Records for the task —
[start]

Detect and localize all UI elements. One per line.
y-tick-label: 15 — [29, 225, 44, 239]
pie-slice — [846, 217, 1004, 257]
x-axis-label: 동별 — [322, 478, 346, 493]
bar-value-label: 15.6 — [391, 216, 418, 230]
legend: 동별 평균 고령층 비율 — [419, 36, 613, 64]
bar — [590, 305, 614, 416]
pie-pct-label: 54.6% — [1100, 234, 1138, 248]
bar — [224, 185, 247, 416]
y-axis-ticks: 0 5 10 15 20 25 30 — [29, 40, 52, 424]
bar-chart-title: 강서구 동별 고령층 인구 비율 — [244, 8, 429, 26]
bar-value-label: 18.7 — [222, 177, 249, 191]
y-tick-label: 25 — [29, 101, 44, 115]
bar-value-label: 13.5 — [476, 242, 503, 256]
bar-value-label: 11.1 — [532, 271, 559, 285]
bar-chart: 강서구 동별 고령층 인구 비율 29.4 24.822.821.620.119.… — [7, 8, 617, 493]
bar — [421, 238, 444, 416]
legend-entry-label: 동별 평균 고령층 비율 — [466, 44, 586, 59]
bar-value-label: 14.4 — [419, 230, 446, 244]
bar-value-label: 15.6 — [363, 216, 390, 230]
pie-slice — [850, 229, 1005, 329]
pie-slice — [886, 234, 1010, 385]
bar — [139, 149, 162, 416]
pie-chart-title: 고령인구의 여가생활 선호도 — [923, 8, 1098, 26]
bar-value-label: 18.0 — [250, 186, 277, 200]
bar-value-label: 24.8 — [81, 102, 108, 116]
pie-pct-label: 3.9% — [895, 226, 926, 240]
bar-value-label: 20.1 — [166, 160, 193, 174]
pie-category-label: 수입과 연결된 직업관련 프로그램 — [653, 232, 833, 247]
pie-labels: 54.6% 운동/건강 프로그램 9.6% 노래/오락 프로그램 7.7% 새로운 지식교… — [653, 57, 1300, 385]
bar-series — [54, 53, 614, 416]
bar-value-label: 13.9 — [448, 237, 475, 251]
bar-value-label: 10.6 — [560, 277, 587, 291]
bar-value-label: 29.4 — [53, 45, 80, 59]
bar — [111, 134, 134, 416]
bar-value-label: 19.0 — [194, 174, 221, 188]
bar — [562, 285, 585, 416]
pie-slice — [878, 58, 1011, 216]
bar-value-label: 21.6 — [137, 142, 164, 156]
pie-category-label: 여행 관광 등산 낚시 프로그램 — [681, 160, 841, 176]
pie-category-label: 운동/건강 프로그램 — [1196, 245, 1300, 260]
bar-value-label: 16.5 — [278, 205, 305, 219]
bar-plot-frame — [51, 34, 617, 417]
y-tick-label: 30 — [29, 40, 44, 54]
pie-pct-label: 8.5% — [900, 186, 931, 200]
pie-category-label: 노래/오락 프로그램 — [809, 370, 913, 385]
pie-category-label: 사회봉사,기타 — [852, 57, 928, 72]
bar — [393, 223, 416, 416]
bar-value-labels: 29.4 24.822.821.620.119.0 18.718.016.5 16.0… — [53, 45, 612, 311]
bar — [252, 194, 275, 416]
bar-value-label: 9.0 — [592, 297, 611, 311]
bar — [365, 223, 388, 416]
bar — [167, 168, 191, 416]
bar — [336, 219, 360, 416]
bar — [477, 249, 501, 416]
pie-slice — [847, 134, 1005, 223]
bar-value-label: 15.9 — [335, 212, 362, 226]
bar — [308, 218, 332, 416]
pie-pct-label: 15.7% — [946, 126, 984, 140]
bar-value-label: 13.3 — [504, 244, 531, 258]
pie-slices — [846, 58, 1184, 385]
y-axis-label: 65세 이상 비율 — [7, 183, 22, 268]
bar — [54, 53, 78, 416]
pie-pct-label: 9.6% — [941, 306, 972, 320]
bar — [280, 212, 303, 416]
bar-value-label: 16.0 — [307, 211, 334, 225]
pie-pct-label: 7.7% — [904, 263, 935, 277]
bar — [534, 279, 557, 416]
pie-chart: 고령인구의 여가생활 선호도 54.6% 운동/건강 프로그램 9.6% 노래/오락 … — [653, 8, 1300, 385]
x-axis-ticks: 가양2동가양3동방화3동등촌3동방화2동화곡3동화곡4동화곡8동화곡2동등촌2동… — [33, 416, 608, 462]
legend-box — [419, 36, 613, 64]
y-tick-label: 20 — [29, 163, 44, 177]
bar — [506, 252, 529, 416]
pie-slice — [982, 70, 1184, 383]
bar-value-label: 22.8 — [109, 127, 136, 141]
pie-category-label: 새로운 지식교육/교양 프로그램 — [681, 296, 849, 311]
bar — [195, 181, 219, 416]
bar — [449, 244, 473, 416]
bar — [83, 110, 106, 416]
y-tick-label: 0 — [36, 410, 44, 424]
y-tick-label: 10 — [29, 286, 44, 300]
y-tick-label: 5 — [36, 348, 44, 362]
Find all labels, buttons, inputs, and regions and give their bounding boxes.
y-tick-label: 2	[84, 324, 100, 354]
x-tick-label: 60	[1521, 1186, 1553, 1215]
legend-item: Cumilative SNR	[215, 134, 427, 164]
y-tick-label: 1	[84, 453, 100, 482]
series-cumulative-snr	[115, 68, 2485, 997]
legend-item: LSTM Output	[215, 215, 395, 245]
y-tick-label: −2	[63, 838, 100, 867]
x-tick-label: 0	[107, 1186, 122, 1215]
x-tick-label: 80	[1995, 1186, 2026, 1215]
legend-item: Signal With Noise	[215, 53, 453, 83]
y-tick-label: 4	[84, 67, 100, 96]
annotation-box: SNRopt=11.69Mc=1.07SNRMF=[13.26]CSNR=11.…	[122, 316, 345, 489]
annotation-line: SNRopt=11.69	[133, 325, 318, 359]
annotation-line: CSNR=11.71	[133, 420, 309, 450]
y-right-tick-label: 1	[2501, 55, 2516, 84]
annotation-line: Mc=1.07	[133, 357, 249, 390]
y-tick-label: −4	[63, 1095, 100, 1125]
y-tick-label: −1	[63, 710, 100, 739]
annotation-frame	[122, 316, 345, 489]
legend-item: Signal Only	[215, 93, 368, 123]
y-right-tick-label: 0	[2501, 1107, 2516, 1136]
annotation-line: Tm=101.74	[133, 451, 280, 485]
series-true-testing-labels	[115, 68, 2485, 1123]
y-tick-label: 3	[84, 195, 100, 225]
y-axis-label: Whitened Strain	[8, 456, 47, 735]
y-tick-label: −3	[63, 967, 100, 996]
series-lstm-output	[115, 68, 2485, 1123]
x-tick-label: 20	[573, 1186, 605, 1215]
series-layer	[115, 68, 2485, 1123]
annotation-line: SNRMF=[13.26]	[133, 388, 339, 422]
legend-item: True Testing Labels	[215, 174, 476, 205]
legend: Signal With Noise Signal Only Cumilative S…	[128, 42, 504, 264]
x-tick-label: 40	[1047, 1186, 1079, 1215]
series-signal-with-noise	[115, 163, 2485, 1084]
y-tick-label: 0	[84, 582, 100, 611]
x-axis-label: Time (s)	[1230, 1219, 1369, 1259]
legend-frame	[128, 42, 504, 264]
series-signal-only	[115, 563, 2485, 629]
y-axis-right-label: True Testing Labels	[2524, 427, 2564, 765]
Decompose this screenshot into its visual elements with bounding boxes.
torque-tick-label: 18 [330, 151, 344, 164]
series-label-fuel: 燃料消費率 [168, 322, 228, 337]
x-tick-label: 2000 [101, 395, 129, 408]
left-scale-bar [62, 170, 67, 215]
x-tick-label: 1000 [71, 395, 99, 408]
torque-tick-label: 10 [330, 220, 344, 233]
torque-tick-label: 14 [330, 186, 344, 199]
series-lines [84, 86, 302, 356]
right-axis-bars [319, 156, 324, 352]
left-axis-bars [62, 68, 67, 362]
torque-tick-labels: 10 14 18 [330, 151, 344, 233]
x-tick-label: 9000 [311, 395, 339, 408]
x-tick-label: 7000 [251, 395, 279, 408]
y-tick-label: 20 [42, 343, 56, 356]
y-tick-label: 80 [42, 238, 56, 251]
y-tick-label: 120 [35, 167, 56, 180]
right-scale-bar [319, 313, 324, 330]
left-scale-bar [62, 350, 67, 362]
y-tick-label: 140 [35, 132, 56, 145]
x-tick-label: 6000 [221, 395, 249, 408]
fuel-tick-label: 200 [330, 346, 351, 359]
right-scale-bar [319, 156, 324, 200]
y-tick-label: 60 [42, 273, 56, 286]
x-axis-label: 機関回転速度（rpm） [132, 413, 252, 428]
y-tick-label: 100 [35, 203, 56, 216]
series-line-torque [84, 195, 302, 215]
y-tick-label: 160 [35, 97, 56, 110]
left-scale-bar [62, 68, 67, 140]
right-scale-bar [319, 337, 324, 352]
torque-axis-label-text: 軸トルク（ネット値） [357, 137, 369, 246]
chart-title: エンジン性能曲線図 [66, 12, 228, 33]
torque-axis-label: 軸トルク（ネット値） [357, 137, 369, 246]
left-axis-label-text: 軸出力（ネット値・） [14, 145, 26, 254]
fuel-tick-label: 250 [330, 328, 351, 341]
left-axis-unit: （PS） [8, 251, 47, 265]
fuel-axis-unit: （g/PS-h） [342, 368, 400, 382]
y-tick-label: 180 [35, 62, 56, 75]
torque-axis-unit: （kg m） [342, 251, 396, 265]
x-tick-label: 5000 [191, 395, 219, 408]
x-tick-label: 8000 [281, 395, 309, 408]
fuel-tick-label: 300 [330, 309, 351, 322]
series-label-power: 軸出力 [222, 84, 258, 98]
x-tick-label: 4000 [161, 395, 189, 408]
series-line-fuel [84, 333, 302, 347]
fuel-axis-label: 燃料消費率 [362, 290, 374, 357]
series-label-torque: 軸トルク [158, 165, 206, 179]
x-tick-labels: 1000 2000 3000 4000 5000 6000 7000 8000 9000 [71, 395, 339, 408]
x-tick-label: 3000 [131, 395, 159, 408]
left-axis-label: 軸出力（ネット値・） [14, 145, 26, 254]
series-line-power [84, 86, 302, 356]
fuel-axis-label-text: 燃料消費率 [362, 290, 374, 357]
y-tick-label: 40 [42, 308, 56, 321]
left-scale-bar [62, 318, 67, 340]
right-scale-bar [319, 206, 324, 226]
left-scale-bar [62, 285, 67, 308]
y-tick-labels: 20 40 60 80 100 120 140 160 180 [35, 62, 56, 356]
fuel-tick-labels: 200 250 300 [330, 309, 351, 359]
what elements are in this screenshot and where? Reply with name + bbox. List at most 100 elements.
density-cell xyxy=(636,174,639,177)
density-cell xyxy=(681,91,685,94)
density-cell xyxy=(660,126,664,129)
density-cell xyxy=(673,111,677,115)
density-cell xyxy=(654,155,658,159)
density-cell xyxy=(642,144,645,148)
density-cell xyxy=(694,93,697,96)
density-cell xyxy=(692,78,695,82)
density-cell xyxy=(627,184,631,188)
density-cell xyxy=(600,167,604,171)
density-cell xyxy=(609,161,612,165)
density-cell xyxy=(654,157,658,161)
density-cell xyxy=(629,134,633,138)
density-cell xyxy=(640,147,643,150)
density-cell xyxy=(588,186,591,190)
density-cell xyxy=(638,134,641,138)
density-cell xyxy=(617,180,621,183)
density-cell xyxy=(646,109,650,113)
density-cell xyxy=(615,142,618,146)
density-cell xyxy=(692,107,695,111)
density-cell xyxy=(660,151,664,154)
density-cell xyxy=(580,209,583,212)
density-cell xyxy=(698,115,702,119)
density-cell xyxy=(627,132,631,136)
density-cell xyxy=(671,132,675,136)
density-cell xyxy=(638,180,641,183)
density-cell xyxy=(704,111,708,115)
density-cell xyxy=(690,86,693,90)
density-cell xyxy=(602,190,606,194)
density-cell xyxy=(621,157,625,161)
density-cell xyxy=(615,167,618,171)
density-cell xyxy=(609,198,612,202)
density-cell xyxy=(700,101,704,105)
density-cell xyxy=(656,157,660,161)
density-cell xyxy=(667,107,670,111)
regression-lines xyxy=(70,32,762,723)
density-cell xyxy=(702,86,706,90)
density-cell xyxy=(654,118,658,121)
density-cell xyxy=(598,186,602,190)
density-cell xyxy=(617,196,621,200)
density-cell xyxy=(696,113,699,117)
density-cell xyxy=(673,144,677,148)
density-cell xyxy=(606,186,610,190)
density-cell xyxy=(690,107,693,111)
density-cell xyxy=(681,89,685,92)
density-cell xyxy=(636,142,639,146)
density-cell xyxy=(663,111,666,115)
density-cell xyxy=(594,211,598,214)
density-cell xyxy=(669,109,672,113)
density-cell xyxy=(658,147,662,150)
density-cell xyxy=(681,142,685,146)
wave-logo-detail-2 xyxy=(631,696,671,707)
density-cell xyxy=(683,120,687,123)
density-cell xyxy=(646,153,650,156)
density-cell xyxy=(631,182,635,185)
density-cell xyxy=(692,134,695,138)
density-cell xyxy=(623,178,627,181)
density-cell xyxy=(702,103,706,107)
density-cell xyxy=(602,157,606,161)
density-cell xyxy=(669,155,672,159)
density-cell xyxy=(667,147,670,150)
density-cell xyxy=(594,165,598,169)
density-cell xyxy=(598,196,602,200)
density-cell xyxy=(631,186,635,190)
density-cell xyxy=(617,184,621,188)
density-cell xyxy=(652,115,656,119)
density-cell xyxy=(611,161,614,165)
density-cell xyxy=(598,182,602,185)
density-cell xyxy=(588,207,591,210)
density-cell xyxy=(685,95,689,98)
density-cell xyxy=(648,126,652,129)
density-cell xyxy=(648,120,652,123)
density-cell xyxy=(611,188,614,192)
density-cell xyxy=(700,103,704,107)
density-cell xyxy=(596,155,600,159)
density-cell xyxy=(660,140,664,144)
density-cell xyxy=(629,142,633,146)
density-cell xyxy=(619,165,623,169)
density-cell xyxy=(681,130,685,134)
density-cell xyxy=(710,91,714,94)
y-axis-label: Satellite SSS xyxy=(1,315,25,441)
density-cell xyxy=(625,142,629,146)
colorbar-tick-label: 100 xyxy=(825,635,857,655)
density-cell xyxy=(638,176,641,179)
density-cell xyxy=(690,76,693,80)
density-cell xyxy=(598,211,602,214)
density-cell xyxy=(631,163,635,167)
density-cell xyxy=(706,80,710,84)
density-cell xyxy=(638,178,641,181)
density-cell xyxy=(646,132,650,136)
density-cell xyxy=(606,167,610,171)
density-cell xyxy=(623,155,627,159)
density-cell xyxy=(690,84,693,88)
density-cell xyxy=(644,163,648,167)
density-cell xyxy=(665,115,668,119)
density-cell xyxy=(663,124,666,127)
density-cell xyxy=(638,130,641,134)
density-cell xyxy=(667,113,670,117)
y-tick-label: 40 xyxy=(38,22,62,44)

[end]

Given instruction — Identify each line in the data above that contains the string "燃料消費率" and copy every such line. The match is case-sensitive.

Answer —
series-label-fuel: 燃料消費率 [168, 322, 228, 337]
fuel-axis-label: 燃料消費率 [362, 290, 374, 357]
fuel-axis-label-text: 燃料消費率 [362, 290, 374, 357]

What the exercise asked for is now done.